(Given task): Look for "separator" in the listing below. Gather each line that contains it.

═════ Stored rows

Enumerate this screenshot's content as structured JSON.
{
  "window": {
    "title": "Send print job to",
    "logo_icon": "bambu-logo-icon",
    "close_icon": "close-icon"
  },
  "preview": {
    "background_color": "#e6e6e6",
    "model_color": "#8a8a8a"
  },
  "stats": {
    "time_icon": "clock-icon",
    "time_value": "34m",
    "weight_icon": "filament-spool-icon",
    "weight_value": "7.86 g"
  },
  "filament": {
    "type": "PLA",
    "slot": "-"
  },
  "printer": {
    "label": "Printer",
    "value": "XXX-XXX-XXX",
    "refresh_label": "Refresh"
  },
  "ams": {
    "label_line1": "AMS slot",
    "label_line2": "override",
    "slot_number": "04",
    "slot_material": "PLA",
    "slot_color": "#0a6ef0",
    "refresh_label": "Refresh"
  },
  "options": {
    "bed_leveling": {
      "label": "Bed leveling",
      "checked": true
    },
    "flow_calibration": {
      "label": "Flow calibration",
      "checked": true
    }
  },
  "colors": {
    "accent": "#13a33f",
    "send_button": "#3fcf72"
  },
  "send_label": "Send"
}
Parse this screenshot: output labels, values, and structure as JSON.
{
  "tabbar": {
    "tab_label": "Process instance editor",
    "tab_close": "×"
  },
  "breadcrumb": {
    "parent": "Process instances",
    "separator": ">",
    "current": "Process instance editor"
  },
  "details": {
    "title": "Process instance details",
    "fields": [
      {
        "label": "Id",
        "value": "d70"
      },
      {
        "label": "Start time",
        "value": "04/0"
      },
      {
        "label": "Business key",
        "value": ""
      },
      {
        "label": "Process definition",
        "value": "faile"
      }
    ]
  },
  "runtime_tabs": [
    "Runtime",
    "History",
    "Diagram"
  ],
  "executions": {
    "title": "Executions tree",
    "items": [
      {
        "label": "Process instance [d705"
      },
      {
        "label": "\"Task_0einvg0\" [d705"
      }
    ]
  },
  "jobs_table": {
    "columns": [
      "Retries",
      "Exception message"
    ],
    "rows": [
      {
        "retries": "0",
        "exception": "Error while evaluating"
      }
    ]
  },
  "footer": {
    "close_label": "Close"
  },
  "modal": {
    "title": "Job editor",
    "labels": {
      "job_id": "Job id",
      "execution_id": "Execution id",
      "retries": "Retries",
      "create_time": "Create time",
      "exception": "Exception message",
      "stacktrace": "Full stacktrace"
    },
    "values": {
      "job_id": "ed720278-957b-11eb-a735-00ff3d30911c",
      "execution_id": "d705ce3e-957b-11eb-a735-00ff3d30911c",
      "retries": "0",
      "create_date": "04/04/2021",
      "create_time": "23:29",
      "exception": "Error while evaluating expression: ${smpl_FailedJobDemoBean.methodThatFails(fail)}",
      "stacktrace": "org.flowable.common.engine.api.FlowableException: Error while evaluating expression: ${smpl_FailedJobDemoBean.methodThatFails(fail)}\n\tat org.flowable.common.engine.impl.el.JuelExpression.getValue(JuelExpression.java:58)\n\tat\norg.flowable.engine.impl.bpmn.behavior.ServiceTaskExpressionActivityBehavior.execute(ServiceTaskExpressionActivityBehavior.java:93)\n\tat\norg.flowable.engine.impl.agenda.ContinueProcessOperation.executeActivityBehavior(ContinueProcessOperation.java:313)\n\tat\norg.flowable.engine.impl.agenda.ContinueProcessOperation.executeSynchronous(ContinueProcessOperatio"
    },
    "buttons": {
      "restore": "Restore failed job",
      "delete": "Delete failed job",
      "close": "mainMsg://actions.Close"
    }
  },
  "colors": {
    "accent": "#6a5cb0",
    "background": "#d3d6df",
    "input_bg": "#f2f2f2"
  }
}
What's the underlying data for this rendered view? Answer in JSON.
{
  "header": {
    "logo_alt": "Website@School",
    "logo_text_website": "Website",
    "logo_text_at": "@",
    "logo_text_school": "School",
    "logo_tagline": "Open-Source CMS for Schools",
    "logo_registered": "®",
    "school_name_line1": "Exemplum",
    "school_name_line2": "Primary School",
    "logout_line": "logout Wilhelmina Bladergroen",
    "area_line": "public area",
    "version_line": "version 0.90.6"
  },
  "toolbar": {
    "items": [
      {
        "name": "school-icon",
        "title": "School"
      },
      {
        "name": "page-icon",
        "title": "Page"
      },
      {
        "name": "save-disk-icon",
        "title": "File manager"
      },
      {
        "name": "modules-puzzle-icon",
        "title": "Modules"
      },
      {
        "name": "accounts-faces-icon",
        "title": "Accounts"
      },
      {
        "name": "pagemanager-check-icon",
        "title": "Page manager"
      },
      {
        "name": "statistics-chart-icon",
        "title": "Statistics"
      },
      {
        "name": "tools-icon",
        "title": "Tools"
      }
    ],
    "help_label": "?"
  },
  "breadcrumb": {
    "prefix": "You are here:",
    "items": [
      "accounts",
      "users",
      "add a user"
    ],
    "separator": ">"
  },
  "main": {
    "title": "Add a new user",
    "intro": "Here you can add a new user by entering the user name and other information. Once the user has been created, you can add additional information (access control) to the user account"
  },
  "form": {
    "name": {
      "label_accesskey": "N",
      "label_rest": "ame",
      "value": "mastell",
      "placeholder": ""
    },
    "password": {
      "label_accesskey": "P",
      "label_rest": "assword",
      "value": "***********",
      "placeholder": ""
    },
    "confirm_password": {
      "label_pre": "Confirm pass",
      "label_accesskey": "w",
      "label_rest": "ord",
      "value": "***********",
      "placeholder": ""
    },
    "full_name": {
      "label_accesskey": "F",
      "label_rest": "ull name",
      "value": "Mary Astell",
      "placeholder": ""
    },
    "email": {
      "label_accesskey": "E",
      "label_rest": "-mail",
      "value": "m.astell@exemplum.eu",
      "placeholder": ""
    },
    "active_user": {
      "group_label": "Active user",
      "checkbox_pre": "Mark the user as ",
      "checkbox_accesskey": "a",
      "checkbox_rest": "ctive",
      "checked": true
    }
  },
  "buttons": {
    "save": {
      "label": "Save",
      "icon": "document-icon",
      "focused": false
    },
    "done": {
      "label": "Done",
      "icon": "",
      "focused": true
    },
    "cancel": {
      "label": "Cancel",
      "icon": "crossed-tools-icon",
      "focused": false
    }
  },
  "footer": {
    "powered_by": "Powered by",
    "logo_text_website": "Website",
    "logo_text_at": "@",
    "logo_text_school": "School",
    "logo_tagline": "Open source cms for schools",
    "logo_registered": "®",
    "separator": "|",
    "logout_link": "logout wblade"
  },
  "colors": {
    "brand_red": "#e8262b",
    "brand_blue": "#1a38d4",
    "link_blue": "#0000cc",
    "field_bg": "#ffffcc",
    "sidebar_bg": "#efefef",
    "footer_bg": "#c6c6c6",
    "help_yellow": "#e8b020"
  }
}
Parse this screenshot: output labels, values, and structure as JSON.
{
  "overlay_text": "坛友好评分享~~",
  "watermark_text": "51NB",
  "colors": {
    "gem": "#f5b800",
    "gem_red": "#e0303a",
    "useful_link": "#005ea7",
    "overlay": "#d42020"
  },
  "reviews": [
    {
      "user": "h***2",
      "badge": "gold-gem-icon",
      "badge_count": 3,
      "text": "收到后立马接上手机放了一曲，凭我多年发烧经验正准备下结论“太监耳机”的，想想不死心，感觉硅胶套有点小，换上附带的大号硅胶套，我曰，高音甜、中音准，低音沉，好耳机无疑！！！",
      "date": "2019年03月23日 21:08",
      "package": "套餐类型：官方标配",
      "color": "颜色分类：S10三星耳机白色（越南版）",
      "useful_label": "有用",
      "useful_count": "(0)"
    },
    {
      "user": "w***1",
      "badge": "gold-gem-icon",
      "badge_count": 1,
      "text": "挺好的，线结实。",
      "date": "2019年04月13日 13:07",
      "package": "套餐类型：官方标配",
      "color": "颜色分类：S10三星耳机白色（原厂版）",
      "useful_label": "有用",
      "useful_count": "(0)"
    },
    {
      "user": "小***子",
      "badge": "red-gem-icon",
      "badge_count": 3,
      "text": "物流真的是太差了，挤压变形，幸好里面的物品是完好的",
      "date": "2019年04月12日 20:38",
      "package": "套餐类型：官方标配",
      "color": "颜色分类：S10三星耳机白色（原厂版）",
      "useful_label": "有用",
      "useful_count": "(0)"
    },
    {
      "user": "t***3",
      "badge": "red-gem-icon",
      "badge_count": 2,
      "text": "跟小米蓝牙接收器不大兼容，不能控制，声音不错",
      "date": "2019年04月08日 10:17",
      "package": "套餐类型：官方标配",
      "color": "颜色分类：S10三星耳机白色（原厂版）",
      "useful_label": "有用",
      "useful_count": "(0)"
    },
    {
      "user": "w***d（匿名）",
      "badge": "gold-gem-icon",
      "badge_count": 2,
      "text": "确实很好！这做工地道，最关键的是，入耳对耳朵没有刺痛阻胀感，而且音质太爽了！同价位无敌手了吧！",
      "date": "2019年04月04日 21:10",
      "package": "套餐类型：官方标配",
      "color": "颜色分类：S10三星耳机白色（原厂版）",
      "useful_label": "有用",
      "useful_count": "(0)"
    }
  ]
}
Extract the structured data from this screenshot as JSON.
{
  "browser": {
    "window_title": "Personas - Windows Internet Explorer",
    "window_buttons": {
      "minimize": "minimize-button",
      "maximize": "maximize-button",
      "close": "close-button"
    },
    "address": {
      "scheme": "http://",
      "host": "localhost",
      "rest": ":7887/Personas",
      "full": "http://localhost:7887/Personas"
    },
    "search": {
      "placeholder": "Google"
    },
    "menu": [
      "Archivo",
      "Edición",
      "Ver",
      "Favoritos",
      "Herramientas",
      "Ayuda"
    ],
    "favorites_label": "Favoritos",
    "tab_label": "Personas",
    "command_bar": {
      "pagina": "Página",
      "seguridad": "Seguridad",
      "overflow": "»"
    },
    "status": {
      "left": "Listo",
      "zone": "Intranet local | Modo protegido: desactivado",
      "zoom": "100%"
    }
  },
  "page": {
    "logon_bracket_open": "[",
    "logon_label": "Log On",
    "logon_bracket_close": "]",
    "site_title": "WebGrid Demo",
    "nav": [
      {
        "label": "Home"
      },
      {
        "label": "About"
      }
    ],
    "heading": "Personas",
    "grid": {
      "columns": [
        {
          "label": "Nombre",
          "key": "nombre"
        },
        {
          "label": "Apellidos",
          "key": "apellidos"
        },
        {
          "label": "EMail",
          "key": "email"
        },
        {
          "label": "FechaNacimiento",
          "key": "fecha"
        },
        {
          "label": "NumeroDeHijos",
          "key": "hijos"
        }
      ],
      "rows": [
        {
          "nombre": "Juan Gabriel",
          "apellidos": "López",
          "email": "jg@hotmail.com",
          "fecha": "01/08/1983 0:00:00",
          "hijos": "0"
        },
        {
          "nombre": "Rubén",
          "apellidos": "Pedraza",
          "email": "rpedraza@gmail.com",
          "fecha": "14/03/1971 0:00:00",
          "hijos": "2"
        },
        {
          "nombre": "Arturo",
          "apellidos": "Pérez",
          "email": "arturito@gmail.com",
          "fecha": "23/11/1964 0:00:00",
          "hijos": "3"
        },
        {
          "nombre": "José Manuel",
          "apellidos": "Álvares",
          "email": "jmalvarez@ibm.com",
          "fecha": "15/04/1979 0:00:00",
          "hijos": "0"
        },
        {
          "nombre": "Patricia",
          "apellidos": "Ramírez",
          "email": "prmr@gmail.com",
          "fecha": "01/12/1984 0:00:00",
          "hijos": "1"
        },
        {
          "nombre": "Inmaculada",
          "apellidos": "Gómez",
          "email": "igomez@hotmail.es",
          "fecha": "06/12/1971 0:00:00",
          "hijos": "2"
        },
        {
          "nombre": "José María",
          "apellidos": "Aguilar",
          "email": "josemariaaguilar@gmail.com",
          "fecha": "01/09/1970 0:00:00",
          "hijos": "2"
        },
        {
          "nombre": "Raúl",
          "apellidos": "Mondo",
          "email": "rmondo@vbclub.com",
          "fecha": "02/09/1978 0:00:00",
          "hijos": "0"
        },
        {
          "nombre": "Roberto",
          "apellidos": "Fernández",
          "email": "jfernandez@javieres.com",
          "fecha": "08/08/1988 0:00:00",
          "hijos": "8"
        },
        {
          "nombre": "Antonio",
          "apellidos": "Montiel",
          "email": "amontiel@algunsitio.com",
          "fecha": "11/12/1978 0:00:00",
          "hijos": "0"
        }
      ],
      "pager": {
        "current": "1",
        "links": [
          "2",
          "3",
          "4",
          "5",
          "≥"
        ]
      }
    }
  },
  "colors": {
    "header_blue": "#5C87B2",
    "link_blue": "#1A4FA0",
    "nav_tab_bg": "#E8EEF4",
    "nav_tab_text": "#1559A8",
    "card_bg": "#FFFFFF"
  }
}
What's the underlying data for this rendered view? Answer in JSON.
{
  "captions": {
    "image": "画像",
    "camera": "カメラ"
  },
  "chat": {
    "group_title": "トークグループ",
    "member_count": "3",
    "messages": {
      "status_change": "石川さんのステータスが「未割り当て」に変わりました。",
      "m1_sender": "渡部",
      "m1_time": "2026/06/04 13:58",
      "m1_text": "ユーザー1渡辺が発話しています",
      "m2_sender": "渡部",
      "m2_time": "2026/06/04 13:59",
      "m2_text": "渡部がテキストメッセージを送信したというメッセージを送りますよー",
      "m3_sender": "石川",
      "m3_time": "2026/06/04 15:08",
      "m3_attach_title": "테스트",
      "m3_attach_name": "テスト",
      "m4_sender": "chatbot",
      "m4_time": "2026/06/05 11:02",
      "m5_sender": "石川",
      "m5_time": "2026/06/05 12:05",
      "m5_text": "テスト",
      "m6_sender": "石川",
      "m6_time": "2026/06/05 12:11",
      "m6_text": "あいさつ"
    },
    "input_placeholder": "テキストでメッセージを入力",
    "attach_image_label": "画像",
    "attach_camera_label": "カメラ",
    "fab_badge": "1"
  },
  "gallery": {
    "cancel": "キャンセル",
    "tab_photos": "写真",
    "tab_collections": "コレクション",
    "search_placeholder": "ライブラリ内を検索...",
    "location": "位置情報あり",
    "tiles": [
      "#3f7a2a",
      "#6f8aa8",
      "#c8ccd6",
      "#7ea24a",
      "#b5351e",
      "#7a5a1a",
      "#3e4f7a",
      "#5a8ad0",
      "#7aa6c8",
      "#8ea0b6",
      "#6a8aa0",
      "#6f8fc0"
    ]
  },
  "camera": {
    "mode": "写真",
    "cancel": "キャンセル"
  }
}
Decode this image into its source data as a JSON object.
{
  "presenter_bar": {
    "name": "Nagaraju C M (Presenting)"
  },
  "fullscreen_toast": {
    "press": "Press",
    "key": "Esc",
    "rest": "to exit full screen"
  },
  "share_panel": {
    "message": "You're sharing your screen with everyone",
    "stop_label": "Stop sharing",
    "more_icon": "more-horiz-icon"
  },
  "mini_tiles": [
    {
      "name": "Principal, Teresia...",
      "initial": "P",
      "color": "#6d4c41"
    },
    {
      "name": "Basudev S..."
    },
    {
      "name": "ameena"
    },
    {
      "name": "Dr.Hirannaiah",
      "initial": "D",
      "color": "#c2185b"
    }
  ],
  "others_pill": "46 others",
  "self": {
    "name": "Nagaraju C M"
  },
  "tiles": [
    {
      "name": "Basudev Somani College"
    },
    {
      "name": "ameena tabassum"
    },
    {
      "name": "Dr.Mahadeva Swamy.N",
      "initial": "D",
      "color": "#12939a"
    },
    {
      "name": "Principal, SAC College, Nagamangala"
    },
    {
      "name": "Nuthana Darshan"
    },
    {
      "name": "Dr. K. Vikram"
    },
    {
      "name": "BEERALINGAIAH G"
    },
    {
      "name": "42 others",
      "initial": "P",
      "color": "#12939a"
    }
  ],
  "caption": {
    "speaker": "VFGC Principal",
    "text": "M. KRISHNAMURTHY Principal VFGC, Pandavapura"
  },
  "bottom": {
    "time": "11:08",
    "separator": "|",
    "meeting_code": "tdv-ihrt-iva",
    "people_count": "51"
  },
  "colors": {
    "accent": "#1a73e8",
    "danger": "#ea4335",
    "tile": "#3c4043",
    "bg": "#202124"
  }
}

══════════

(Reply):
    "separator": ">",
    "separator": ">"
    "separator": "|",
    "separator": "|",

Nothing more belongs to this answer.